DIRECTIONS FOR THIS TASK: Output the material below in its entirety, exactly as given.

= = = = = = =

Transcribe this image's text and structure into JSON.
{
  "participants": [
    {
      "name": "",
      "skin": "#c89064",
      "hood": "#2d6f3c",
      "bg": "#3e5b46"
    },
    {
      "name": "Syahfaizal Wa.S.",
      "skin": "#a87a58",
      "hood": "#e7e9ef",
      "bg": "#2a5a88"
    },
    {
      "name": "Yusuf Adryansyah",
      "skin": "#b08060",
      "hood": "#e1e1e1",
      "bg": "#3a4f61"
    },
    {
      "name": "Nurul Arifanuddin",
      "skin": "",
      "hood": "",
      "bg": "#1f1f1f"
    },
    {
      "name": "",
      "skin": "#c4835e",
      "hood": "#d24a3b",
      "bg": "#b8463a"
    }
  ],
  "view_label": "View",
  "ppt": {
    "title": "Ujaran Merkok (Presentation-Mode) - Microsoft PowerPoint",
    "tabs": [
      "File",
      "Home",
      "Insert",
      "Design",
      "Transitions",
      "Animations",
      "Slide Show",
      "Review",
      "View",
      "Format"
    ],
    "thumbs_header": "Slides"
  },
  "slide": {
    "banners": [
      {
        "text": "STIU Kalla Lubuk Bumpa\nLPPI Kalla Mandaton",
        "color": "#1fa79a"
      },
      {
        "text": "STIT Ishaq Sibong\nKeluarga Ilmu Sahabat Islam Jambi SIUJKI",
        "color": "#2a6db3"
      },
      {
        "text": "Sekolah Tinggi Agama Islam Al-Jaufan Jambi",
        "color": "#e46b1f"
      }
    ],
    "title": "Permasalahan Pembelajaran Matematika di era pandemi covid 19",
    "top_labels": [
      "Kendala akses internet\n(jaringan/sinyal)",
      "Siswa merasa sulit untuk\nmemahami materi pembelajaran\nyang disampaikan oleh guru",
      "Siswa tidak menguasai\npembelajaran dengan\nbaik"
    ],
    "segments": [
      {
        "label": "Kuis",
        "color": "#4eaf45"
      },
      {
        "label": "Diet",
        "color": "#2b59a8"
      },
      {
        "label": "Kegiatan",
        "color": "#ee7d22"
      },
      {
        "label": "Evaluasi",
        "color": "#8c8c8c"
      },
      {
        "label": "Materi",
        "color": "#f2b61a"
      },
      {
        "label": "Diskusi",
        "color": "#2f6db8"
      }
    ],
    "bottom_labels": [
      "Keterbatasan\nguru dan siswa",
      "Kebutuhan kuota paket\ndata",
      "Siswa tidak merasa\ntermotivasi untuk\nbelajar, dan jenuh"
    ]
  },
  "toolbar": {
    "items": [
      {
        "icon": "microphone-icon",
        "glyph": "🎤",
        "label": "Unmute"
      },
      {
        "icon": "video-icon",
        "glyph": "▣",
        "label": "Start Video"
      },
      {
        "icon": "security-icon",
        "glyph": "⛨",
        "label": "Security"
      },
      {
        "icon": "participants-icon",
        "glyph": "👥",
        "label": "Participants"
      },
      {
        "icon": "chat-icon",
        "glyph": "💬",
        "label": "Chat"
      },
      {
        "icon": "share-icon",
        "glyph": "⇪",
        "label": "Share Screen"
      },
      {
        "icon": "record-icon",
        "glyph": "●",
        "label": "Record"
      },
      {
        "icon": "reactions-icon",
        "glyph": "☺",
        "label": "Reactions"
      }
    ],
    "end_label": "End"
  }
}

= = = = = = =

ANSWER:
Transcribe this image's text and structure into JSON.
{
  "participants": [
    {
      "name": "",
      "skin": "#c89064",
      "hood": "#2d6f3c",
      "bg": "#3e5b46"
    },
    {
      "name": "Syahfaizal Wa.S.",
      "skin": "#a87a58",
      "hood": "#e7e9ef",
      "bg": "#2a5a88"
    },
    {
      "name": "Yusuf Adryansyah",
      "skin": "#b08060",
      "hood": "#e1e1e1",
      "bg": "#3a4f61"
    },
    {
      "name": "Nurul Arifanuddin",
      "skin": "",
      "hood": "",
      "bg": "#1f1f1f"
    },
    {
      "name": "",
      "skin": "#c4835e",
      "hood": "#d24a3b",
      "bg": "#b8463a"
    }
  ],
  "view_label": "View",
  "ppt": {
    "title": "Ujaran Merkok (Presentation-Mode) - Microsoft PowerPoint",
    "tabs": [
      "File",
      "Home",
      "Insert",
      "Design",
      "Transitions",
      "Animations",
      "Slide Show",
      "Review",
      "View",
      "Format"
    ],
    "thumbs_header": "Slides"
  },
  "slide": {
    "banners": [
      {
        "text": "STIU Kalla Lubuk Bumpa\nLPPI Kalla Mandaton",
        "color": "#1fa79a"
      },
      {
        "text": "STIT Ishaq Sibong\nKeluarga Ilmu Sahabat Islam Jambi SIUJKI",
        "color": "#2a6db3"
      },
      {
        "text": "Sekolah Tinggi Agama Islam Al-Jaufan Jambi",
        "color": "#e46b1f"
      }
    ],
    "title": "Permasalahan Pembelajaran Matematika di era pandemi covid 19",
    "top_labels": [
      "Kendala akses internet\n(jaringan/sinyal)",
      "Siswa merasa sulit untuk\nmemahami materi pembelajaran\nyang disampaikan oleh guru",
      "Siswa tidak menguasai\npembelajaran dengan\nbaik"
    ],
    "segments": [
      {
        "label": "Kuis",
        "color": "#4eaf45"
      },
      {
        "label": "Diet",
        "color": "#2b59a8"
      },
      {
        "label": "Kegiatan",
        "color": "#ee7d22"
      },
      {
        "label": "Evaluasi",
        "color": "#8c8c8c"
      },
      {
        "label": "Materi",
        "color": "#f2b61a"
      },
      {
        "label": "Diskusi",
        "color": "#2f6db8"
      }
    ],
    "bottom_labels": [
      "Keterbatasan\nguru dan siswa",
      "Kebutuhan kuota paket\ndata",
      "Siswa tidak merasa\ntermotivasi untuk\nbelajar, dan jenuh"
    ]
  },
  "toolbar": {
    "items": [
      {
        "icon": "microphone-icon",
        "glyph": "🎤",
        "label": "Unmute"
      },
      {
        "icon": "video-icon",
        "glyph": "▣",
        "label": "Start Video"
      },
      {
        "icon": "security-icon",
        "glyph": "⛨",
        "label": "Security"
      },
      {
        "icon": "participants-icon",
        "glyph": "👥",
        "label": "Participants"
      },
      {
        "icon": "chat-icon",
        "glyph": "💬",
        "label": "Chat"
      },
      {
        "icon": "share-icon",
        "glyph": "⇪",
        "label": "Share Screen"
      },
      {
        "icon": "record-icon",
        "glyph": "●",
        "label": "Record"
      },
      {
        "icon": "reactions-icon",
        "glyph": "☺",
        "label": "Reactions"
      }
    ],
    "end_label": "End"
  }
}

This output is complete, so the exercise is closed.